_Document text_

Reputation: 1581
I am 100% new to Perl but do have some PHP knowledge. I'm trying to create a quick script that will take the @url vars and save it to a .txt file. The problem that I'm having is that it's saving the url again everytime it runs through the loop which is super annoying. So when the loop runs, it'll look like this.
url1.com
url1.com url2.com
url1.com url2.com url3.com
What I would like it to look like is just a plain and simple:
url1.com
url2.com
url3.com
Here is my code. If anyone can help, I would appreciate it SO SO much!
#!/usr/bin/perl
use strict;
use warnings;
my $file = "data.rdf.u8";
my @urls;
open(my $fh, "<", $file) or die "Unable to open $file\n";
while (my $line = <$fh>) {
if ($line =~ m/<(?:ExternalPage about|link r:resource)="([^\"]+)"\/?>/) {
push @urls, $1;
}
open (FH, ">>my_urls.txt") or die "$!";
print FH "@urls ";
close(FH);
}
close $fh;
Upvotes: 3
Views: 234
Reputation: 106483
Shouldn't this part:
open (FH, ">>my_urls.txt") or die "$!";
print FH "@urls ";
close(FH);
...be placed outside of while
loop? It makes no sense within while
, as @urls
are apparently incomplete there.
And two regex-related sidenotes: first, with m
operator you may choose another set of delimiters so you don't have to escape /
sign; second, it's not necessary to escape "

_Requests_
**1.** In the Perl thread, what is the name of the file that the script appends the URLs to?
**2.** Write the next part of the Perl thread, picking up right after its final sentence.
The lines after this point are separate material and do not belong to the Perl thread.

_Raw data_
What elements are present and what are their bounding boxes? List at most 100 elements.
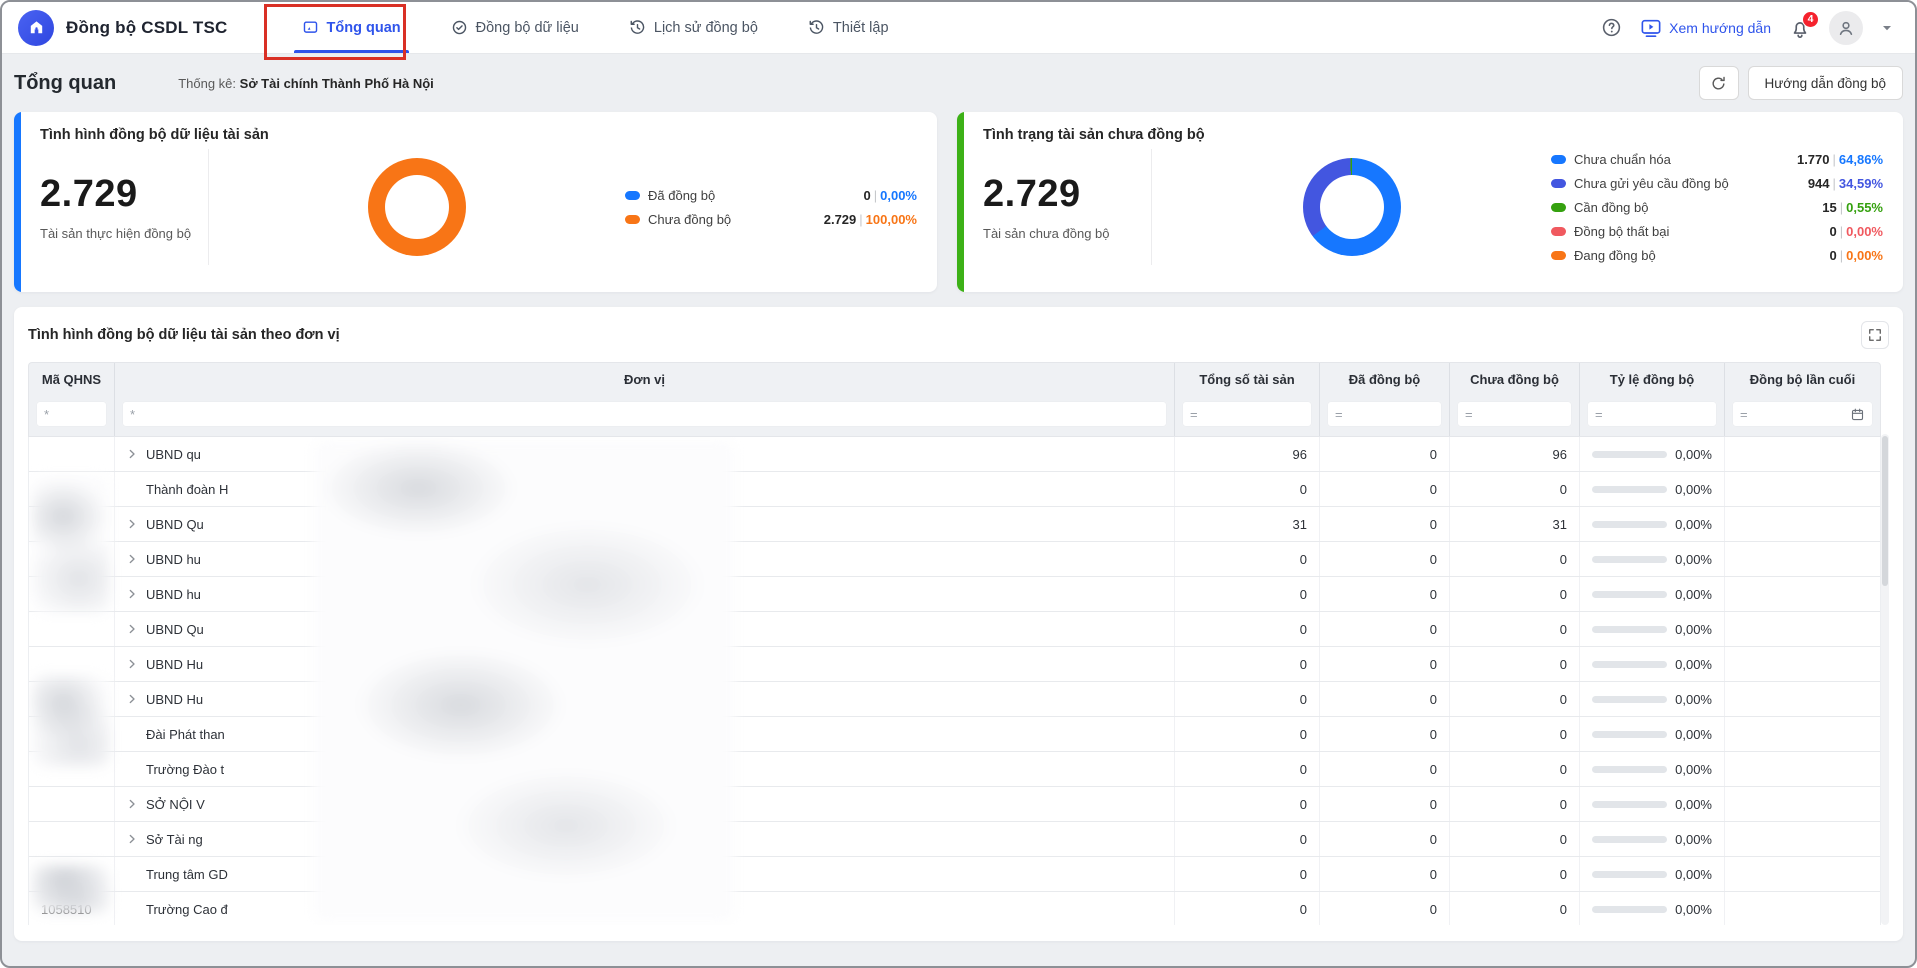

_Answers provided_
**1.** my_urls.txt

**2.**
sign within character class definition. In fact, it's not required to escape it in regex at all - unless you choose this character as a delimiter. )
So your regex may look like this:
$line =~ m#<(?:ExternalPage about|link r:resource)="([^"]+)"/?>#
Upvotes: 4
Reputation: 26871
do you need the @urls
array elsewhere? because else, you could simply:
#!/usr/bin/perl
use strict;
use warnings;
my $file = "data.rdf.u8";
my @urls;
open(my $fh, "<", $file) or die "Unable to open $file\n";
open (FH, ">>my_urls.txt") or die "$!";
while (my $line = <$fh>) {
if ($line =~ m/<(?:ExternalPage about|link r:resource)="([^\"]+)"\/?>/) {
print FH $1;
}
}
close(FH);
close $fh;
Upvotes: 2
Reputation: 823
Your print is inside your while loop. It sounds like you want to move your print outside of the loop.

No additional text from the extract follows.